__SHORT TASK__.
From the entries below, count the lines with "borrowing". Write only the count.

[Begin]

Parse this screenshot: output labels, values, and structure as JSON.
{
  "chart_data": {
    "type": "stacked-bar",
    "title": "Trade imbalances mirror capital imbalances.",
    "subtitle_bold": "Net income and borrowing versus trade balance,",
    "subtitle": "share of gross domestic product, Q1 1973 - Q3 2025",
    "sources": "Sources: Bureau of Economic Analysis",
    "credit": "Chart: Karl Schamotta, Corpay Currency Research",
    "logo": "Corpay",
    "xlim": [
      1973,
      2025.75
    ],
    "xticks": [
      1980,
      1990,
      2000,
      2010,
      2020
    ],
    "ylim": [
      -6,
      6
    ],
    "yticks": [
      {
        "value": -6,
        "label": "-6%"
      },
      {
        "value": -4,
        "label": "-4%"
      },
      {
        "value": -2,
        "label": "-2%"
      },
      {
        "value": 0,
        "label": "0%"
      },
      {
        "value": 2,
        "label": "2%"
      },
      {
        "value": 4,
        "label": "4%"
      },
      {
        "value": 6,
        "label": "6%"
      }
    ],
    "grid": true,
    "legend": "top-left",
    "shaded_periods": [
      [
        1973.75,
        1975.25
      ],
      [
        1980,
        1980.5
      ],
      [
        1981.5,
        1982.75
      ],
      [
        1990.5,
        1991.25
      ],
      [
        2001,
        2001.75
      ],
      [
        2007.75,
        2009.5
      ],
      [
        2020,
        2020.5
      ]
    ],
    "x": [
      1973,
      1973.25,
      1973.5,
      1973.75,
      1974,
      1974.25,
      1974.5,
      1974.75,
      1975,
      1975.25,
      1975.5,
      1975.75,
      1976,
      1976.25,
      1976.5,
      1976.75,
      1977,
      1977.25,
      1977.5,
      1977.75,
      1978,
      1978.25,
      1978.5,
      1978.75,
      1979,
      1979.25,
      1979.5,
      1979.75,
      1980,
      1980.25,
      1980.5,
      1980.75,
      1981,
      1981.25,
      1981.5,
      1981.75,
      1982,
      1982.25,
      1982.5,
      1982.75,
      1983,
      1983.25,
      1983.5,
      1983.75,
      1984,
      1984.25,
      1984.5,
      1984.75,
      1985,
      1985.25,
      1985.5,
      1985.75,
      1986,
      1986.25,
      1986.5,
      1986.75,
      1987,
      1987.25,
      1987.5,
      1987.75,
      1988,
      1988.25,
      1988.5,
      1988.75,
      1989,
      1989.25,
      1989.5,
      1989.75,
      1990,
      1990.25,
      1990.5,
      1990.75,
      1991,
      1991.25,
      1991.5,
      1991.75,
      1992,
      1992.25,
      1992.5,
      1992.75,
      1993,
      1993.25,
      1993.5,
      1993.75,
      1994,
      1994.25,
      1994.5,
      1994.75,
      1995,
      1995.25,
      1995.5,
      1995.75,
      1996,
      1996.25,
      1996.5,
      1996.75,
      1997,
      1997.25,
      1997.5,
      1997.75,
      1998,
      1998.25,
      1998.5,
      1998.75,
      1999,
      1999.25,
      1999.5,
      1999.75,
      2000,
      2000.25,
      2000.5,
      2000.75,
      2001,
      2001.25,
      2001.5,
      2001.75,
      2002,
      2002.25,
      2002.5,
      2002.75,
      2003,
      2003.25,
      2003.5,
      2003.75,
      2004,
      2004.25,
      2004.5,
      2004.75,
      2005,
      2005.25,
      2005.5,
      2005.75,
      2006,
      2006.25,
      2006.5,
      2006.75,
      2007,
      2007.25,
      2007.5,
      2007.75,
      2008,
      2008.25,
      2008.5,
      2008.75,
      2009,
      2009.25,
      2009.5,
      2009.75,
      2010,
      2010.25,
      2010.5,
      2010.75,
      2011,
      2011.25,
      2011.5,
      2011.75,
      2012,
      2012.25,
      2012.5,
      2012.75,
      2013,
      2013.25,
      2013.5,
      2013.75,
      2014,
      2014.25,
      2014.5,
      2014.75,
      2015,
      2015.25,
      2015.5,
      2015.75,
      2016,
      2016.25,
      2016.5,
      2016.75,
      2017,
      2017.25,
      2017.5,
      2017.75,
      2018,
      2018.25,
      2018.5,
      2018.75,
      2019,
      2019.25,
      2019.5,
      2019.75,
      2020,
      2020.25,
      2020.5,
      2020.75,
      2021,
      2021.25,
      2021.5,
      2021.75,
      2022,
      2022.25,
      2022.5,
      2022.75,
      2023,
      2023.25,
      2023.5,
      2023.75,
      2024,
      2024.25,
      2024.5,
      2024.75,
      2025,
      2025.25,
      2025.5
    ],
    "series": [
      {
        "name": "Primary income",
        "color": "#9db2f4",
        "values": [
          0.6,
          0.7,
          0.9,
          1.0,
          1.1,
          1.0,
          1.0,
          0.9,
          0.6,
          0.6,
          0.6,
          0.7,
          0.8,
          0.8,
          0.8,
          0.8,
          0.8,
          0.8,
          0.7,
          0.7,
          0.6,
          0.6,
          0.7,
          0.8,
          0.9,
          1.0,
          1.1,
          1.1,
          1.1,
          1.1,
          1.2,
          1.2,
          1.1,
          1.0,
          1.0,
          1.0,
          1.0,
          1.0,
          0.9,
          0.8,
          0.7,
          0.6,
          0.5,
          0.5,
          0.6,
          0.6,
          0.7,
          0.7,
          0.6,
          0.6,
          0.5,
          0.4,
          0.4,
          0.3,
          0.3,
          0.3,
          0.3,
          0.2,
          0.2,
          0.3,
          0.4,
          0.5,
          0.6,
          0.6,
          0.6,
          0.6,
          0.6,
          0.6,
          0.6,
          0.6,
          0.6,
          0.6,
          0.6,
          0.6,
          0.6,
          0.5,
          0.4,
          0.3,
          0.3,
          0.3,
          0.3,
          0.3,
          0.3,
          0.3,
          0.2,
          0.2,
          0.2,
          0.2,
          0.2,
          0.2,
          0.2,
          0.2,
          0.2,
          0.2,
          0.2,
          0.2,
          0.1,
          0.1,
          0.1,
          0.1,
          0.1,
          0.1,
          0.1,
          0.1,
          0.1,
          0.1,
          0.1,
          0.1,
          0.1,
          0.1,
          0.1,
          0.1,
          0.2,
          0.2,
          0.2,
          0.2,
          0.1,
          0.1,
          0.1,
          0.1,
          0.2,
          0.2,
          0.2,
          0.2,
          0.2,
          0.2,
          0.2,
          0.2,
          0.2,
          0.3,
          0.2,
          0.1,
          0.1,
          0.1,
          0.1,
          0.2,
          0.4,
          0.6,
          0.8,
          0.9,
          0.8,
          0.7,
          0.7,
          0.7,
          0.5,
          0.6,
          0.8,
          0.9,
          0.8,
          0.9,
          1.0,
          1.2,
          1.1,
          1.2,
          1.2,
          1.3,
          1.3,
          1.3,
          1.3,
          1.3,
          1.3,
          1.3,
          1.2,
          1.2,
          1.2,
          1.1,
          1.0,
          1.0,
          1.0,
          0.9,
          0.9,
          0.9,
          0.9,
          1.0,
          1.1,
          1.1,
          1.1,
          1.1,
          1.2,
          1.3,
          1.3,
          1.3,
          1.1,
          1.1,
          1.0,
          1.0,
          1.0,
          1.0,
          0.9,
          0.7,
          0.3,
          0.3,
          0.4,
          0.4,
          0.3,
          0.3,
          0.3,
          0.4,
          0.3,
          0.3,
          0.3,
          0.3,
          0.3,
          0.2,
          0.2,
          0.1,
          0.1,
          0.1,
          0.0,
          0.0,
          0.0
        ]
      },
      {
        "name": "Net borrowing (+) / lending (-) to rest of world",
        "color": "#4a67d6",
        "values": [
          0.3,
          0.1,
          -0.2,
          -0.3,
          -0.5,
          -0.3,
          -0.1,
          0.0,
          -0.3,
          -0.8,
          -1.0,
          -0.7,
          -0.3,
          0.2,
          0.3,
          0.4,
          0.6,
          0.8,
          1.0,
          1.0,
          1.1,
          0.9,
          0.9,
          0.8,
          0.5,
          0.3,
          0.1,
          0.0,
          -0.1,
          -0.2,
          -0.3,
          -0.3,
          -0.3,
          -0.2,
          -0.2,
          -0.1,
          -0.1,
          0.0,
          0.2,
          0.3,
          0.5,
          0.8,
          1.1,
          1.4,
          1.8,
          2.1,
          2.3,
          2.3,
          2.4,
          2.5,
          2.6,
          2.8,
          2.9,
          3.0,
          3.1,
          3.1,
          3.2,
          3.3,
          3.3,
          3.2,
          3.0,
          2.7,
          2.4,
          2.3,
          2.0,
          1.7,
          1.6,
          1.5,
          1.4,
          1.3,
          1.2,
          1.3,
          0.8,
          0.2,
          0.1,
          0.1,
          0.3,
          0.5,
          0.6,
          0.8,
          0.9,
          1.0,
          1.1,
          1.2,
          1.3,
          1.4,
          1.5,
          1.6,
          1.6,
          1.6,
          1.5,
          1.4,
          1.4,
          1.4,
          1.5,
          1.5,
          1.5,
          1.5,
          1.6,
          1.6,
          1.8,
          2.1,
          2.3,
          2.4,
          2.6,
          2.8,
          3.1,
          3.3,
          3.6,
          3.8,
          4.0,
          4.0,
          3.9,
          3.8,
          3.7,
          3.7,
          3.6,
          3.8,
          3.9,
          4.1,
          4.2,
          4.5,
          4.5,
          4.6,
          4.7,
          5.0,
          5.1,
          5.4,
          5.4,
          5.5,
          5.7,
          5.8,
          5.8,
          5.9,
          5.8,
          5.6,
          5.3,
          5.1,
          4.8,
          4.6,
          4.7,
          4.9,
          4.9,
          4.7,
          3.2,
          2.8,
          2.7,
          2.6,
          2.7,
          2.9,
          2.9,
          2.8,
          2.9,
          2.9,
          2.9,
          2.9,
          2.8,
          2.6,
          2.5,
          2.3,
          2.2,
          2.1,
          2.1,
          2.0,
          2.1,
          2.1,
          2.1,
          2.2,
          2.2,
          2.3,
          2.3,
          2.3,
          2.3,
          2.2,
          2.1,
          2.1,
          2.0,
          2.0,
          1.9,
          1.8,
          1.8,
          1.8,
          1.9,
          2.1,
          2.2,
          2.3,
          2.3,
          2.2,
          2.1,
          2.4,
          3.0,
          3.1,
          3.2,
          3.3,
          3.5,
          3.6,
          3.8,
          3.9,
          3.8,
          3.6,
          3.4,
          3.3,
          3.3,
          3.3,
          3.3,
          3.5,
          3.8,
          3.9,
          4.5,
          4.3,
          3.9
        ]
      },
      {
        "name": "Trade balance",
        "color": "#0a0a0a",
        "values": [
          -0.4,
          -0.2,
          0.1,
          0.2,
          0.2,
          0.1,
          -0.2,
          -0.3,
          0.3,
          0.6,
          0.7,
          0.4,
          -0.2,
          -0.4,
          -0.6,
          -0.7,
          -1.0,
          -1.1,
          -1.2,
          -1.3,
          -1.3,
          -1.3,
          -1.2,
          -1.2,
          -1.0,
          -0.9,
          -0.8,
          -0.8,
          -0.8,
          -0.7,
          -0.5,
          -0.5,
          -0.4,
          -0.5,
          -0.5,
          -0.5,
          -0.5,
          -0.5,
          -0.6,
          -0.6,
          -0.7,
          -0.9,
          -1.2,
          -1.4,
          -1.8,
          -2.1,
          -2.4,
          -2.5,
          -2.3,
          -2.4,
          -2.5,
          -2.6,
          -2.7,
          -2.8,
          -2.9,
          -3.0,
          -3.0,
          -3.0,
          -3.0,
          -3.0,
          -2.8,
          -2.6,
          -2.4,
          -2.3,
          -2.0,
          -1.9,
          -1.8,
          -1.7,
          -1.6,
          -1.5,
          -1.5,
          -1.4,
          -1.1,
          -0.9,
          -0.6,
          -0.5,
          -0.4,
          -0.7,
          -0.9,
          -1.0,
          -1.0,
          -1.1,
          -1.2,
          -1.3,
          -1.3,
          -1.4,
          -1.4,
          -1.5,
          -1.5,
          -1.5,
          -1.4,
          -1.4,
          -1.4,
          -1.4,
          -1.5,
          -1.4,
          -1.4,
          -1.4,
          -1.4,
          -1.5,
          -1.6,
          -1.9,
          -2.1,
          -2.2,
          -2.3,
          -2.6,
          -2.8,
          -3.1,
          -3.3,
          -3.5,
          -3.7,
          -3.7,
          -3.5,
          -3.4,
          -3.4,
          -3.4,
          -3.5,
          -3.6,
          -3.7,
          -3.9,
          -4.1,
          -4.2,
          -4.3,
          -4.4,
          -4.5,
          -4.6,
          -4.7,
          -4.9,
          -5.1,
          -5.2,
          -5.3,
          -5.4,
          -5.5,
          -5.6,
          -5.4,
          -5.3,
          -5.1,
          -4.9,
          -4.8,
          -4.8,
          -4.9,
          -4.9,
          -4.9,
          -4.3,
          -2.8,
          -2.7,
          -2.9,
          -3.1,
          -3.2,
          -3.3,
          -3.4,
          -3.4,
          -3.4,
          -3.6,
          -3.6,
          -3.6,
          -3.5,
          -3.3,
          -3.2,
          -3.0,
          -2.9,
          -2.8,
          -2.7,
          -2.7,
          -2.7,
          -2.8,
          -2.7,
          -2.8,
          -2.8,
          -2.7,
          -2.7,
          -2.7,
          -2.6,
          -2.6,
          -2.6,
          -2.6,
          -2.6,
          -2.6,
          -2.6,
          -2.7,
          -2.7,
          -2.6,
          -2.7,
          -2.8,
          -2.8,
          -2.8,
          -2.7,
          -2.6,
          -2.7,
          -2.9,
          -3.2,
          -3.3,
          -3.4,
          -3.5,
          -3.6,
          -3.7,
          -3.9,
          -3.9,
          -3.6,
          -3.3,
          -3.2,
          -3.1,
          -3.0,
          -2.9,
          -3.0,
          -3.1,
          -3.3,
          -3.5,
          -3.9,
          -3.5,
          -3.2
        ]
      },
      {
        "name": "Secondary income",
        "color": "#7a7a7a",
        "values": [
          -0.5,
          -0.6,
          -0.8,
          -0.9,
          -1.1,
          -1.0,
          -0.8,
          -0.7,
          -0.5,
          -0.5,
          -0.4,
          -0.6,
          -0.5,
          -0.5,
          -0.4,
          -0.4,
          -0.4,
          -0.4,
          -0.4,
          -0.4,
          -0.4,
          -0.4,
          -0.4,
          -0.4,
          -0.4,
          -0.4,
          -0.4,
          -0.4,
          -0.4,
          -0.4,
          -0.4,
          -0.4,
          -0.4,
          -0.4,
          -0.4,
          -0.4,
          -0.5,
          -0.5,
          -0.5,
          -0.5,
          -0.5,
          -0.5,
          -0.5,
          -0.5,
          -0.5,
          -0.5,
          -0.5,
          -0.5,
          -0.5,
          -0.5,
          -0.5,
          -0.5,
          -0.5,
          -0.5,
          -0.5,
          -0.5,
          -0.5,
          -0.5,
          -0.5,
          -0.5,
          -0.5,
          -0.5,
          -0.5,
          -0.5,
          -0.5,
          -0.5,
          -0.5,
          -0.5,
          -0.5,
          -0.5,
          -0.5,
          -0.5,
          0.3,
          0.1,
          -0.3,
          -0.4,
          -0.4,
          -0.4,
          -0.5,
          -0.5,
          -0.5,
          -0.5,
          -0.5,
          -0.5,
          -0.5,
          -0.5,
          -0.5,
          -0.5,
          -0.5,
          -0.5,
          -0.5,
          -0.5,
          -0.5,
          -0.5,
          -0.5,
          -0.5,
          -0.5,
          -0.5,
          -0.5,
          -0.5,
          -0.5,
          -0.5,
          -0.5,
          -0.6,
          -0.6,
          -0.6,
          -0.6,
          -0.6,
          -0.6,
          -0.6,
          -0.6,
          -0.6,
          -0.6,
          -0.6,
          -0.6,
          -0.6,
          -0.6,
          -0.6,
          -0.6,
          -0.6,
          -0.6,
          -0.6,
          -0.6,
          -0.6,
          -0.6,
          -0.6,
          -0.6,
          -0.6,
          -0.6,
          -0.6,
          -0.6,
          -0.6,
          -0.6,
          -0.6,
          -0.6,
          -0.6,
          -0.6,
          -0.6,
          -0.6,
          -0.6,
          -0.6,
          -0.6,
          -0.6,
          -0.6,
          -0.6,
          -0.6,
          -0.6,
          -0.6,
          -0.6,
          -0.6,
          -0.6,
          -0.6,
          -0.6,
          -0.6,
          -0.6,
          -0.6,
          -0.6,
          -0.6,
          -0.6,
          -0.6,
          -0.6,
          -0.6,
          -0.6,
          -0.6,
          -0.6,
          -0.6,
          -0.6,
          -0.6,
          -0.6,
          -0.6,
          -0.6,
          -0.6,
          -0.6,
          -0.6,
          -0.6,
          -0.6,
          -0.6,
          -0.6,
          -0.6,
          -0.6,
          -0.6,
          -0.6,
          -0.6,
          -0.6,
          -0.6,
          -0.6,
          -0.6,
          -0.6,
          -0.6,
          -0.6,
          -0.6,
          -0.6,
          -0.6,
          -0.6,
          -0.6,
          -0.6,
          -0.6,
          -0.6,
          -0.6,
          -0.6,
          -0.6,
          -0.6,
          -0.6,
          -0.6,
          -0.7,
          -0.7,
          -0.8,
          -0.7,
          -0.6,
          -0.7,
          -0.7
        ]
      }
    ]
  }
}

[End]

__ANSWER TO THE PROBLEM__.
2